- _What you need to do_
Count every line that holds the string "color", then give that number alone.

- _Stored rows_
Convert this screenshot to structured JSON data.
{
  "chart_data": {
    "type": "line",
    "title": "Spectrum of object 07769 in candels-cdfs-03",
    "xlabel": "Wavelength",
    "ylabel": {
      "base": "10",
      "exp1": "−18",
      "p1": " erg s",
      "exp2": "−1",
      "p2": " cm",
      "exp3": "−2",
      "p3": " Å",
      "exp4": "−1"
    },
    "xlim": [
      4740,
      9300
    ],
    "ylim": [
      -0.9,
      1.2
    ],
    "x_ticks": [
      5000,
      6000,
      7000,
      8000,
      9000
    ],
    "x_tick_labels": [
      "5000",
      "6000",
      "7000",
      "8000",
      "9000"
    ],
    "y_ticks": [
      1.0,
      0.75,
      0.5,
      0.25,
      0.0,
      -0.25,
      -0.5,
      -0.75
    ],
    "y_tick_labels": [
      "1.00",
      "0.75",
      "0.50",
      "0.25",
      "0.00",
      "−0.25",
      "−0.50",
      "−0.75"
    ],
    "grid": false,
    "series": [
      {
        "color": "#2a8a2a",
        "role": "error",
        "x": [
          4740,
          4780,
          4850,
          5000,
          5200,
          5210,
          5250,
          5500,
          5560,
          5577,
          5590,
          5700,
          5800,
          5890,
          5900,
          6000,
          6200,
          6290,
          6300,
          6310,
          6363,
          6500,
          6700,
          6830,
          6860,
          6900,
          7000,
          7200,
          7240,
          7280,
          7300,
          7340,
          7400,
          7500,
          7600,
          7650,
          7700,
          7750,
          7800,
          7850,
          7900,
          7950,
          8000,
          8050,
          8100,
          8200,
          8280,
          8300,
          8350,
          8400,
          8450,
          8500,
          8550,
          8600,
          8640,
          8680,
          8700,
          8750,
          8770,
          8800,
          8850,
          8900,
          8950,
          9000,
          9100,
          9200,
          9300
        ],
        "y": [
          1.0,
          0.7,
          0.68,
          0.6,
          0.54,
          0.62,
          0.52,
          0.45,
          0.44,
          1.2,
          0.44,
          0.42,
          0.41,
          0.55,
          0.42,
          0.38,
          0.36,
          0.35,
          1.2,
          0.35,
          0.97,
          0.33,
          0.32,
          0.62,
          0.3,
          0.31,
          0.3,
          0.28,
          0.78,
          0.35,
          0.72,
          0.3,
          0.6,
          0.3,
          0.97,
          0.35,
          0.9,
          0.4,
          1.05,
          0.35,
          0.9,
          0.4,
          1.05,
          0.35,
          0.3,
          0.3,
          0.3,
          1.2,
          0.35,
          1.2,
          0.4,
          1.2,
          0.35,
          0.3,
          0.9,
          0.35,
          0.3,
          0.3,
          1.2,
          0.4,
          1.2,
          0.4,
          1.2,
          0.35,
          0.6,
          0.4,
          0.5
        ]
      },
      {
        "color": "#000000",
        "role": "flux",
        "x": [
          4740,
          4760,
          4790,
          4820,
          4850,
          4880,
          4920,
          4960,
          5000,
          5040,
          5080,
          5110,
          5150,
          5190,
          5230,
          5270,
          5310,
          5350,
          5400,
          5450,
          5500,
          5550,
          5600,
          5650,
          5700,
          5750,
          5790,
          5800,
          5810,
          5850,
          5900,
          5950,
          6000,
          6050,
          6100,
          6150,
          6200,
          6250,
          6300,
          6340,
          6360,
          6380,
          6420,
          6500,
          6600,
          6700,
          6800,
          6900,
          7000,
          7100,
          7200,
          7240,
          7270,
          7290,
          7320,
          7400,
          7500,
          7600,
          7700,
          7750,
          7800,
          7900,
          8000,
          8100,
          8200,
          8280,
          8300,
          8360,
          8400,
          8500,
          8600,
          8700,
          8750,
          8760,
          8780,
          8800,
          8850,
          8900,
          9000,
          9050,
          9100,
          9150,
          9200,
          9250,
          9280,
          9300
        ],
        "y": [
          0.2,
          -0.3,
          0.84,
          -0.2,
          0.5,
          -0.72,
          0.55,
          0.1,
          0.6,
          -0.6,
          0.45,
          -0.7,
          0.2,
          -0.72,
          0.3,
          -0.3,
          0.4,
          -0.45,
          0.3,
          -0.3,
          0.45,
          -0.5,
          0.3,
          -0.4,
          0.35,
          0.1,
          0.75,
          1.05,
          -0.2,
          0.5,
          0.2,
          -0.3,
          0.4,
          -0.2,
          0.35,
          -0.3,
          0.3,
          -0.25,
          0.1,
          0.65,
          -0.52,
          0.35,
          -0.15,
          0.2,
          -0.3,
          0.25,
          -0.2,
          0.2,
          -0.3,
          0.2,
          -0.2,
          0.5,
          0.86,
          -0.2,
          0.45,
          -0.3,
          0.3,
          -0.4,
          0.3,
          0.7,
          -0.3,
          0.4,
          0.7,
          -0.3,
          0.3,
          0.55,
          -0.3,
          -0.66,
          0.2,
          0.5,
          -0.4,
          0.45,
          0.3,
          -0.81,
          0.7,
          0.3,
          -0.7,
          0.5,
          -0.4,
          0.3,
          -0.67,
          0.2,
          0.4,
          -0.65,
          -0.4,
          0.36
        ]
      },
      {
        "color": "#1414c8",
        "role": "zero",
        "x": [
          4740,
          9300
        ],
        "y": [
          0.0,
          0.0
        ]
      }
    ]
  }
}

- _Reply to the exercise_
3